● **Direction**: Take every line from the material that has the word "with" in it.

───── Input material ─────

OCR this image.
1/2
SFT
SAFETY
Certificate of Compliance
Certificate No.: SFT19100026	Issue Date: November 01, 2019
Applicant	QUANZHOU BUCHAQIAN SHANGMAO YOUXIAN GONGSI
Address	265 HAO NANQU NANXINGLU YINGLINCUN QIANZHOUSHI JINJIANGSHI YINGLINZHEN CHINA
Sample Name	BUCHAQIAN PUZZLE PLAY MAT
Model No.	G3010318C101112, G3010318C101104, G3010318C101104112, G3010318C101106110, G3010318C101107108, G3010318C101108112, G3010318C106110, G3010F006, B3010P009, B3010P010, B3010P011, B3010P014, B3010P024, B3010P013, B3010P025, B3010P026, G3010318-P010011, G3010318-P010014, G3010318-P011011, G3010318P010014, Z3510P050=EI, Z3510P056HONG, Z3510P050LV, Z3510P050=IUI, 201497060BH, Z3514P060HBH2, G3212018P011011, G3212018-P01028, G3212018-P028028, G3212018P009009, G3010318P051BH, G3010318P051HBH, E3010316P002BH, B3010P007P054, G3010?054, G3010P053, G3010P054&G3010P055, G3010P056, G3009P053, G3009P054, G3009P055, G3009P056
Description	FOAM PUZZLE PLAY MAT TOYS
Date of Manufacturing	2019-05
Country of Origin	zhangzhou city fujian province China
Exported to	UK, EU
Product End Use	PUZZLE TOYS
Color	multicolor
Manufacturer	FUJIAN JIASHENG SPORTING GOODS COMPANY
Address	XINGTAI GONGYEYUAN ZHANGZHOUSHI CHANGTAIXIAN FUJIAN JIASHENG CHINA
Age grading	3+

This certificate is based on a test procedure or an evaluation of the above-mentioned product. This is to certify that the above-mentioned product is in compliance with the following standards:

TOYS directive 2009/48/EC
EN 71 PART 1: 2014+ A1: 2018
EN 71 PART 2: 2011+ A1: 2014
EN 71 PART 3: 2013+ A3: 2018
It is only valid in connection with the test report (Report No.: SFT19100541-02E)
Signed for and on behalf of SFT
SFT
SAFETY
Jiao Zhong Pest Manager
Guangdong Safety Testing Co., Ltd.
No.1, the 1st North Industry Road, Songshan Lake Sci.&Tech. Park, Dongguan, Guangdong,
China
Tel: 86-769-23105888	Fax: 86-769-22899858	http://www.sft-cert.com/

─────

● **Solution to this problem**:
This certificate is based on a test procedure or an evaluation of the above-mentioned product. This is to certify that the above-mentioned product is in compliance with the following standards:
It is only valid in connection with the test report (Report No.: SFT19100541-02E)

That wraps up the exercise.